Items from a figure collection
— begin —

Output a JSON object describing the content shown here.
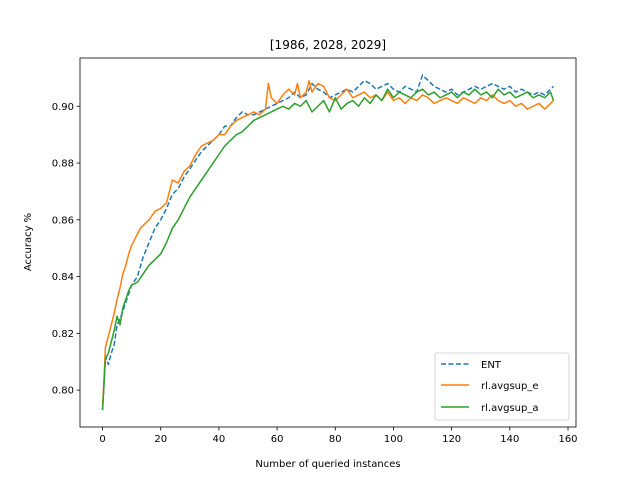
{
  "chart_data": {
    "type": "line",
    "title": "[1986, 2028, 2029]",
    "xlabel": "Number of queried instances",
    "ylabel": "Accuracy %",
    "xlim": [
      -7.75,
      162.75
    ],
    "ylim": [
      0.787,
      0.917
    ],
    "xticks": [
      0,
      20,
      40,
      60,
      80,
      100,
      120,
      140,
      160
    ],
    "yticks": [
      0.8,
      0.82,
      0.84,
      0.86,
      0.88,
      0.9
    ],
    "xtick_labels": [
      "0",
      "20",
      "40",
      "60",
      "80",
      "100",
      "120",
      "140",
      "160"
    ],
    "ytick_labels": [
      "0.80",
      "0.82",
      "0.84",
      "0.86",
      "0.88",
      "0.90"
    ],
    "grid": false,
    "legend_position": "lower-right",
    "series": [
      {
        "name": "ENT",
        "color": "#1f77b4",
        "dash": "dashed",
        "x": [
          0,
          1,
          2,
          3,
          4,
          5,
          6,
          7,
          8,
          9,
          10,
          12,
          14,
          16,
          18,
          20,
          22,
          24,
          26,
          28,
          30,
          32,
          34,
          36,
          38,
          40,
          42,
          44,
          46,
          48,
          50,
          52,
          54,
          56,
          58,
          60,
          62,
          64,
          66,
          68,
          70,
          72,
          74,
          76,
          78,
          80,
          82,
          84,
          86,
          88,
          90,
          92,
          94,
          96,
          98,
          100,
          102,
          104,
          106,
          108,
          110,
          112,
          114,
          116,
          118,
          120,
          122,
          124,
          126,
          128,
          130,
          132,
          134,
          136,
          138,
          140,
          142,
          144,
          146,
          148,
          150,
          152,
          154,
          155
        ],
        "values": [
          0.793,
          0.812,
          0.809,
          0.813,
          0.816,
          0.823,
          0.825,
          0.828,
          0.831,
          0.834,
          0.837,
          0.84,
          0.847,
          0.852,
          0.857,
          0.86,
          0.864,
          0.869,
          0.871,
          0.875,
          0.878,
          0.881,
          0.884,
          0.886,
          0.888,
          0.89,
          0.893,
          0.893,
          0.896,
          0.898,
          0.897,
          0.897,
          0.898,
          0.899,
          0.9,
          0.901,
          0.902,
          0.903,
          0.905,
          0.903,
          0.904,
          0.908,
          0.906,
          0.905,
          0.903,
          0.904,
          0.905,
          0.906,
          0.905,
          0.907,
          0.909,
          0.908,
          0.906,
          0.907,
          0.908,
          0.906,
          0.905,
          0.907,
          0.906,
          0.905,
          0.911,
          0.909,
          0.907,
          0.906,
          0.905,
          0.906,
          0.904,
          0.905,
          0.906,
          0.907,
          0.906,
          0.907,
          0.908,
          0.907,
          0.906,
          0.907,
          0.905,
          0.906,
          0.905,
          0.904,
          0.905,
          0.904,
          0.906,
          0.907
        ]
      },
      {
        "name": "rl.avgsup_e",
        "color": "#ff7f0e",
        "dash": "solid",
        "x": [
          0,
          1,
          2,
          3,
          4,
          5,
          6,
          7,
          8,
          9,
          10,
          11,
          12,
          13,
          14,
          16,
          18,
          20,
          22,
          24,
          26,
          28,
          30,
          32,
          34,
          36,
          38,
          40,
          42,
          44,
          46,
          48,
          50,
          52,
          54,
          56,
          57,
          58,
          60,
          62,
          64,
          66,
          67,
          68,
          70,
          71,
          72,
          74,
          76,
          78,
          80,
          82,
          84,
          86,
          88,
          90,
          92,
          94,
          96,
          98,
          100,
          102,
          104,
          106,
          108,
          110,
          112,
          114,
          116,
          118,
          120,
          122,
          124,
          126,
          128,
          130,
          132,
          134,
          136,
          138,
          140,
          142,
          144,
          146,
          148,
          150,
          152,
          154,
          155
        ],
        "values": [
          0.793,
          0.815,
          0.819,
          0.823,
          0.827,
          0.832,
          0.836,
          0.841,
          0.844,
          0.848,
          0.851,
          0.853,
          0.855,
          0.857,
          0.858,
          0.86,
          0.863,
          0.864,
          0.866,
          0.874,
          0.873,
          0.877,
          0.879,
          0.883,
          0.886,
          0.887,
          0.888,
          0.89,
          0.89,
          0.893,
          0.895,
          0.896,
          0.897,
          0.898,
          0.897,
          0.899,
          0.908,
          0.903,
          0.901,
          0.904,
          0.906,
          0.904,
          0.908,
          0.903,
          0.905,
          0.909,
          0.905,
          0.908,
          0.907,
          0.903,
          0.902,
          0.904,
          0.906,
          0.903,
          0.904,
          0.905,
          0.903,
          0.904,
          0.902,
          0.905,
          0.902,
          0.903,
          0.901,
          0.903,
          0.902,
          0.904,
          0.903,
          0.901,
          0.902,
          0.903,
          0.902,
          0.901,
          0.903,
          0.902,
          0.901,
          0.903,
          0.902,
          0.904,
          0.902,
          0.901,
          0.902,
          0.9,
          0.901,
          0.899,
          0.9,
          0.901,
          0.899,
          0.901,
          0.902
        ]
      },
      {
        "name": "rl.avgsup_a",
        "color": "#2ca02c",
        "dash": "solid",
        "x": [
          0,
          1,
          2,
          3,
          4,
          5,
          6,
          7,
          8,
          9,
          10,
          12,
          14,
          16,
          18,
          20,
          22,
          24,
          26,
          28,
          30,
          32,
          34,
          36,
          38,
          40,
          42,
          44,
          46,
          48,
          50,
          52,
          54,
          56,
          58,
          60,
          62,
          64,
          66,
          68,
          70,
          72,
          74,
          76,
          78,
          80,
          82,
          84,
          86,
          88,
          90,
          92,
          94,
          96,
          98,
          100,
          102,
          104,
          106,
          108,
          110,
          112,
          114,
          116,
          118,
          120,
          122,
          124,
          126,
          128,
          130,
          132,
          134,
          136,
          138,
          140,
          142,
          144,
          146,
          148,
          150,
          152,
          154,
          155
        ],
        "values": [
          0.793,
          0.811,
          0.813,
          0.817,
          0.821,
          0.826,
          0.823,
          0.829,
          0.832,
          0.835,
          0.837,
          0.838,
          0.841,
          0.844,
          0.846,
          0.848,
          0.852,
          0.857,
          0.86,
          0.864,
          0.868,
          0.871,
          0.874,
          0.877,
          0.88,
          0.883,
          0.886,
          0.888,
          0.89,
          0.891,
          0.893,
          0.895,
          0.896,
          0.897,
          0.898,
          0.899,
          0.9,
          0.899,
          0.901,
          0.9,
          0.902,
          0.898,
          0.9,
          0.902,
          0.898,
          0.903,
          0.899,
          0.901,
          0.902,
          0.9,
          0.903,
          0.901,
          0.904,
          0.902,
          0.906,
          0.903,
          0.905,
          0.904,
          0.903,
          0.905,
          0.906,
          0.904,
          0.905,
          0.903,
          0.904,
          0.905,
          0.903,
          0.905,
          0.904,
          0.906,
          0.904,
          0.905,
          0.903,
          0.906,
          0.904,
          0.905,
          0.903,
          0.904,
          0.905,
          0.903,
          0.904,
          0.903,
          0.905,
          0.902
        ]
      }
    ]
  }
}
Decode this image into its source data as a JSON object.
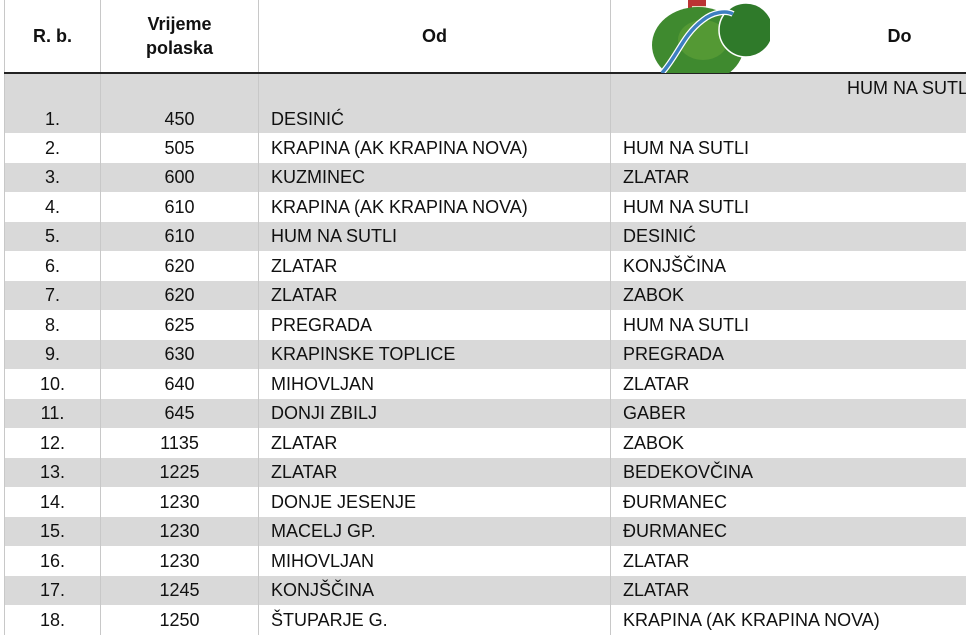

— end —

**OBJECTIVE:**
Print every entry exactly as written, without the pictures.

**EXERCISE ANSWER:**
Output a JSON object describing the content shown here.
{
  "chart_data": {
    "type": "line",
    "title": "[1986, 2028, 2029]",
    "xlabel": "Number of queried instances",
    "ylabel": "Accuracy %",
    "xlim": [
      -7.75,
      162.75
    ],
    "ylim": [
      0.787,
      0.917
    ],
    "xticks": [
      0,
      20,
      40,
      60,
      80,
      100,
      120,
      140,
      160
    ],
    "yticks": [
      0.8,
      0.82,
      0.84,
      0.86,
      0.88,
      0.9
    ],
    "xtick_labels": [
      "0",
      "20",
      "40",
      "60",
      "80",
      "100",
      "120",
      "140",
      "160"
    ],
    "ytick_labels": [
      "0.80",
      "0.82",
      "0.84",
      "0.86",
      "0.88",
      "0.90"
    ],
    "grid": false,
    "legend_position": "lower-right",
    "series": [
      {
        "name": "ENT",
        "color": "#1f77b4",
        "dash": "dashed",
        "x": [
          0,
          1,
          2,
          3,
          4,
          5,
          6,
          7,
          8,
          9,
          10,
          12,
          14,
          16,
          18,
          20,
          22,
          24,
          26,
          28,
          30,
          32,
          34,
          36,
          38,
          40,
          42,
          44,
          46,
          48,
          50,
          52,
          54,
          56,
          58,
          60,
          62,
          64,
          66,
          68,
          70,
          72,
          74,
          76,
          78,
          80,
          82,
          84,
          86,
          88,
          90,
          92,
          94,
          96,
          98,
          100,
          102,
          104,
          106,
          108,
          110,
          112,
          114,
          116,
          118,
          120,
          122,
          124,
          126,
          128,
          130,
          132,
          134,
          136,
          138,
          140,
          142,
          144,
          146,
          148,
          150,
          152,
          154,
          155
        ],
        "values": [
          0.793,
          0.812,
          0.809,
          0.813,
          0.816,
          0.823,
          0.825,
          0.828,
          0.831,
          0.834,
          0.837,
          0.84,
          0.847,
          0.852,
          0.857,
          0.86,
          0.864,
          0.869,
          0.871,
          0.875,
          0.878,
          0.881,
          0.884,
          0.886,
          0.888,
          0.89,
          0.893,
          0.893,
          0.896,
          0.898,
          0.897,
          0.897,
          0.898,
          0.899,
          0.9,
          0.901,
          0.902,
          0.903,
          0.905,
          0.903,
          0.904,
          0.908,
          0.906,
          0.905,
          0.903,
          0.904,
          0.905,
          0.906,
          0.905,
          0.907,
          0.909,
          0.908,
          0.906,
          0.907,
          0.908,
          0.906,
          0.905,
          0.907,
          0.906,
          0.905,
          0.911,
          0.909,
          0.907,
          0.906,
          0.905,
          0.906,
          0.904,
          0.905,
          0.906,
          0.907,
          0.906,
          0.907,
          0.908,
          0.907,
          0.906,
          0.907,
          0.905,
          0.906,
          0.905,
          0.904,
          0.905,
          0.904,
          0.906,
          0.907
        ]
      },
      {
        "name": "rl.avgsup_e",
        "color": "#ff7f0e",
        "dash": "solid",
        "x": [
          0,
          1,
          2,
          3,
          4,
          5,
          6,
          7,
          8,
          9,
          10,
          11,
          12,
          13,
          14,
          16,
          18,
          20,
          22,
          24,
          26,
          28,
          30,
          32,
          34,
          36,
          38,
          40,
          42,
          44,
          46,
          48,
          50,
          52,
          54,
          56,
          57,
          58,
          60,
          62,
          64,
          66,
          67,
          68,
          70,
          71,
          72,
          74,
          76,
          78,
          80,
          82,
          84,
          86,
          88,
          90,
          92,
          94,
          96,
          98,
          100,
          102,
          104,
          106,
          108,
          110,
          112,
          114,
          116,
          118,
          120,
          122,
          124,
          126,
          128,
          130,
          132,
          134,
          136,
          138,
          140,
          142,
          144,
          146,
          148,
          150,
          152,
          154,
          155
        ],
        "values": [
          0.793,
          0.815,
          0.819,
          0.823,
          0.827,
          0.832,
          0.836,
          0.841,
          0.844,
          0.848,
          0.851,
          0.853,
          0.855,
          0.857,
          0.858,
          0.86,
          0.863,
          0.864,
          0.866,
          0.874,
          0.873,
          0.877,
          0.879,
          0.883,
          0.886,
          0.887,
          0.888,
          0.89,
          0.89,
          0.893,
          0.895,
          0.896,
          0.897,
          0.898,
          0.897,
          0.899,
          0.908,
          0.903,
          0.901,
          0.904,
          0.906,
          0.904,
          0.908,
          0.903,
          0.905,
          0.909,
          0.905,
          0.908,
          0.907,
          0.903,
          0.902,
          0.904,
          0.906,
          0.903,
          0.904,
          0.905,
          0.903,
          0.904,
          0.902,
          0.905,
          0.902,
          0.903,
          0.901,
          0.903,
          0.902,
          0.904,
          0.903,
          0.901,
          0.902,
          0.903,
          0.902,
          0.901,
          0.903,
          0.902,
          0.901,
          0.903,
          0.902,
          0.904,
          0.902,
          0.901,
          0.902,
          0.9,
          0.901,
          0.899,
          0.9,
          0.901,
          0.899,
          0.901,
          0.902
        ]
      },
      {
        "name": "rl.avgsup_a",
        "color": "#2ca02c",
        "dash": "solid",
        "x": [
          0,
          1,
          2,
          3,
          4,
          5,
          6,
          7,
          8,
          9,
          10,
          12,
          14,
          16,
          18,
          20,
          22,
          24,
          26,
          28,
          30,
          32,
          34,
          36,
          38,
          40,
          42,
          44,
          46,
          48,
          50,
          52,
          54,
          56,
          58,
          60,
          62,
          64,
          66,
          68,
          70,
          72,
          74,
          76,
          78,
          80,
          82,
          84,
          86,
          88,
          90,
          92,
          94,
          96,
          98,
          100,
          102,
          104,
          106,
          108,
          110,
          112,
          114,
          116,
          118,
          120,
          122,
          124,
          126,
          128,
          130,
          132,
          134,
          136,
          138,
          140,
          142,
          144,
          146,
          148,
          150,
          152,
          154,
          155
        ],
        "values": [
          0.793,
          0.811,
          0.813,
          0.817,
          0.821,
          0.826,
          0.823,
          0.829,
          0.832,
          0.835,
          0.837,
          0.838,
          0.841,
          0.844,
          0.846,
          0.848,
          0.852,
          0.857,
          0.86,
          0.864,
          0.868,
          0.871,
          0.874,
          0.877,
          0.88,
          0.883,
          0.886,
          0.888,
          0.89,
          0.891,
          0.893,
          0.895,
          0.896,
          0.897,
          0.898,
          0.899,
          0.9,
          0.899,
          0.901,
          0.9,
          0.902,
          0.898,
          0.9,
          0.902,
          0.898,
          0.903,
          0.899,
          0.901,
          0.902,
          0.9,
          0.903,
          0.901,
          0.904,
          0.902,
          0.906,
          0.903,
          0.905,
          0.904,
          0.903,
          0.905,
          0.906,
          0.904,
          0.905,
          0.903,
          0.904,
          0.905,
          0.903,
          0.905,
          0.904,
          0.906,
          0.904,
          0.905,
          0.903,
          0.906,
          0.904,
          0.905,
          0.903,
          0.904,
          0.905,
          0.903,
          0.904,
          0.903,
          0.905,
          0.902
        ]
      }
    ]
  }
}
Decode this image into its source data as a JSON object.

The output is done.